WORK TO BE COMPLETED: Return the records that follow unaltered. Omit every picture.
--- start RECORDS TO PROCESS ---
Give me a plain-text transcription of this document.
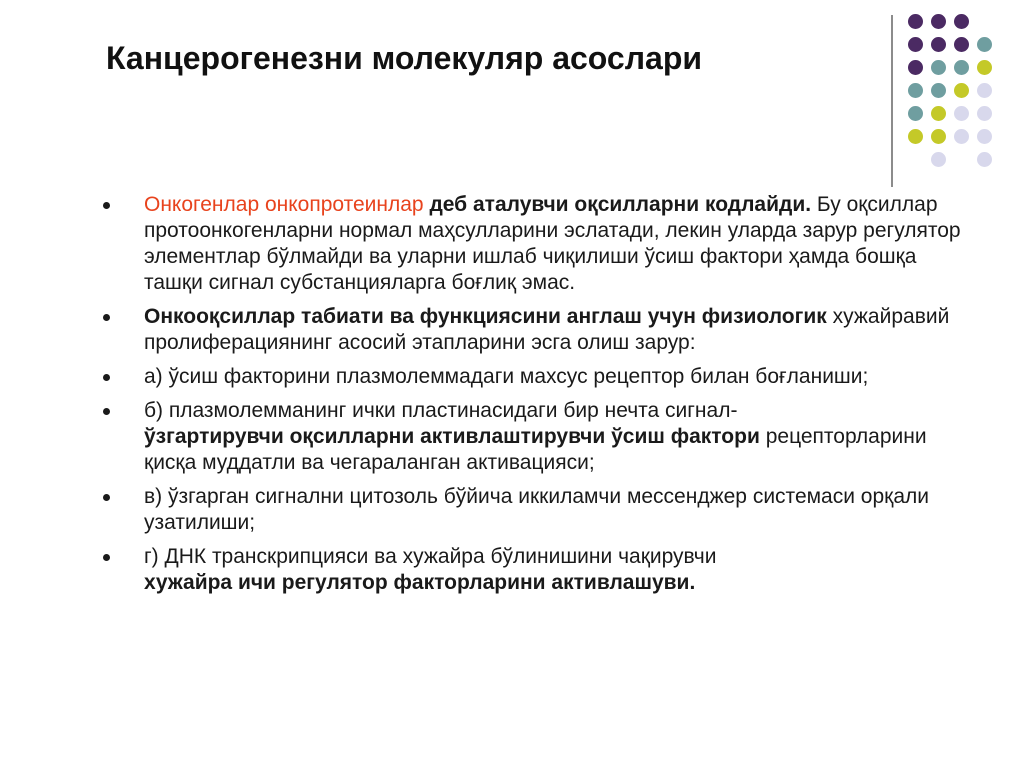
Канцерогенезни молекуляр асослари
Онкогенлар онкопротеинлар деб аталувчи оқсилларни кодлайди. Бу оқсиллар протоонкогенларни нормал маҳсулларини эслатади, лекин уларда зарур регулятор элементлар бўлмайди ва уларни ишлаб чиқилиши ўсиш фактори ҳамда бошқа ташқи сигнал субстанцияларга боғлиқ эмас.
Онкооқсиллар табиати ва функциясини англаш учун физиологик хужайравий пролиферациянинг асосий этапларини эсга олиш зарур:
а) ўсиш факторини плазмолеммадаги махсус рецептор билан боғланиши;
б) плазмолемманинг ички пластинасидаги бир нечта сигнал-
ўзгартирувчи оқсилларни активлаштирувчи ўсиш фактори рецепторларини қисқа муддатли ва чегараланган активацияси;
в) ўзгарган сигнални цитозоль бўйича иккиламчи мессенджер системаси орқали узатилиши;
г) ДНК транскрипцияси ва хужайра бўлинишини чақирувчи
хужайра ичи регулятор факторларини активлашуви.
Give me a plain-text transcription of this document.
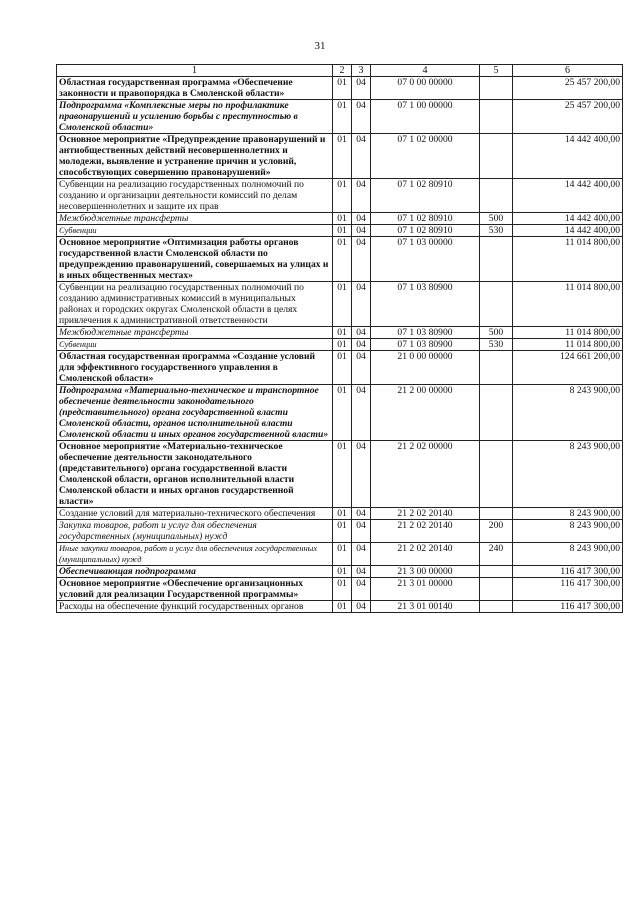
31
1	2	3	4	5	6
Областная государственная программа «Обеспечение законности и правопорядка в Смоленской области»	01	04	07 0 00 00000		25 457 200,00
Подпрограмма «Комплексные меры по профилактике правонарушений и усилению борьбы с преступностью в Смоленской области»	01	04	07 1 00 00000		25 457 200,00
Основное мероприятие «Предупреждение правонарушений и антиобщественных действий несовершеннолетних и молодежи, выявление и устранение причин и условий, способствующих совершению правонарушений»	01	04	07 1 02 00000		14 442 400,00
Субвенции на реализацию государственных полномочий по созданию и организации деятельности комиссий по делам несовершеннолетних и защите их прав	01	04	07 1 02 80910		14 442 400,00
Межбюджетные трансферты	01	04	07 1 02 80910	500	14 442 400,00
Субвенции	01	04	07 1 02 80910	530	14 442 400,00
Основное мероприятие «Оптимизация работы органов государственной власти Смоленской области по предупреждению правонарушений, совершаемых на улицах и в иных общественных местах»	01	04	07 1 03 00000		11 014 800,00
Субвенции на реализацию государственных полномочий по созданию административных комиссий в муниципальных районах и городских округах Смоленской области в целях привлечения к административной ответственности	01	04	07 1 03 80900		11 014 800,00
Межбюджетные трансферты	01	04	07 1 03 80900	500	11 014 800,00
Субвенции	01	04	07 1 03 80900	530	11 014 800,00
Областная государственная программа «Создание условий для эффективного государственного управления в Смоленской области»	01	04	21 0 00 00000		124 661 200,00
Подпрограмма «Материально-техническое и транспортное обеспечение деятельности законодательного (представительного) органа государственной власти Смоленской области, органов исполнительной власти Смоленской области и иных органов государственной власти»	01	04	21 2 00 00000		8 243 900,00
Основное мероприятие «Материально-техническое обеспечение деятельности законодательного (представительного) органа государственной власти Смоленской области, органов исполнительной власти Смоленской области и иных органов государственной власти»	01	04	21 2 02 00000		8 243 900,00
Создание условий для материально-технического обеспечения	01	04	21 2 02 20140		8 243 900,00
Закупка товаров, работ и услуг для обеспечения государственных (муниципальных) нужд	01	04	21 2 02 20140	200	8 243 900,00
Иные закупки товаров, работ и услуг для обеспечения государственных (муниципальных) нужд	01	04	21 2 02 20140	240	8 243 900,00
Обеспечивающая подпрограмма	01	04	21 3 00 00000		116 417 300,00
Основное мероприятие «Обеспечение организационных условий для реализации Государственной программы»	01	04	21 3 01 00000		116 417 300,00
Расходы на обеспечение функций государственных органов	01	04	21 3 01 00140		116 417 300,00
--- end RECORDS TO PROCESS ---
EXPECTED OUTPUT:
Give me a plain-text transcription of this document.
Канцерогенезни молекуляр асослари
Онкогенлар онкопротеинлар деб аталувчи оқсилларни кодлайди. Бу оқсиллар протоонкогенларни нормал маҳсулларини эслатади, лекин уларда зарур регулятор элементлар бўлмайди ва уларни ишлаб чиқилиши ўсиш фактори ҳамда бошқа ташқи сигнал субстанцияларга боғлиқ эмас.
Онкооқсиллар табиати ва функциясини англаш учун физиологик хужайравий пролиферациянинг асосий этапларини эсга олиш зарур:
а) ўсиш факторини плазмолеммадаги махсус рецептор билан боғланиши;
б) плазмолемманинг ички пластинасидаги бир нечта сигнал-
ўзгартирувчи оқсилларни активлаштирувчи ўсиш фактори рецепторларини қисқа муддатли ва чегараланган активацияси;
в) ўзгарган сигнални цитозоль бўйича иккиламчи мессенджер системаси орқали узатилиши;
г) ДНК транскрипцияси ва хужайра бўлинишини чақирувчи
хужайра ичи регулятор факторларини активлашуви.
Give me a plain-text transcription of this document.
31
1	2	3	4	5	6
Областная государственная программа «Обеспечение законности и правопорядка в Смоленской области»	01	04	07 0 00 00000		25 457 200,00
Подпрограмма «Комплексные меры по профилактике правонарушений и усилению борьбы с преступностью в Смоленской области»	01	04	07 1 00 00000		25 457 200,00
Основное мероприятие «Предупреждение правонарушений и антиобщественных действий несовершеннолетних и молодежи, выявление и устранение причин и условий, способствующих совершению правонарушений»	01	04	07 1 02 00000		14 442 400,00
Субвенции на реализацию государственных полномочий по созданию и организации деятельности комиссий по делам несовершеннолетних и защите их прав	01	04	07 1 02 80910		14 442 400,00
Межбюджетные трансферты	01	04	07 1 02 80910	500	14 442 400,00
Субвенции	01	04	07 1 02 80910	530	14 442 400,00
Основное мероприятие «Оптимизация работы органов государственной власти Смоленской области по предупреждению правонарушений, совершаемых на улицах и в иных общественных местах»	01	04	07 1 03 00000		11 014 800,00
Субвенции на реализацию государственных полномочий по созданию административных комиссий в муниципальных районах и городских округах Смоленской области в целях привлечения к административной ответственности	01	04	07 1 03 80900		11 014 800,00
Межбюджетные трансферты	01	04	07 1 03 80900	500	11 014 800,00
Субвенции	01	04	07 1 03 80900	530	11 014 800,00
Областная государственная программа «Создание условий для эффективного государственного управления в Смоленской области»	01	04	21 0 00 00000		124 661 200,00
Подпрограмма «Материально-техническое и транспортное обеспечение деятельности законодательного (представительного) органа государственной власти Смоленской области, органов исполнительной власти Смоленской области и иных органов государственной власти»	01	04	21 2 00 00000		8 243 900,00
Основное мероприятие «Материально-техническое обеспечение деятельности законодательного (представительного) органа государственной власти Смоленской области, органов исполнительной власти Смоленской области и иных органов государственной власти»	01	04	21 2 02 00000		8 243 900,00
Создание условий для материально-технического обеспечения	01	04	21 2 02 20140		8 243 900,00
Закупка товаров, работ и услуг для обеспечения государственных (муниципальных) нужд	01	04	21 2 02 20140	200	8 243 900,00
Иные закупки товаров, работ и услуг для обеспечения государственных (муниципальных) нужд	01	04	21 2 02 20140	240	8 243 900,00
Обеспечивающая подпрограмма	01	04	21 3 00 00000		116 417 300,00
Основное мероприятие «Обеспечение организационных условий для реализации Государственной программы»	01	04	21 3 01 00000		116 417 300,00
Расходы на обеспечение функций государственных органов	01	04	21 3 01 00140		116 417 300,00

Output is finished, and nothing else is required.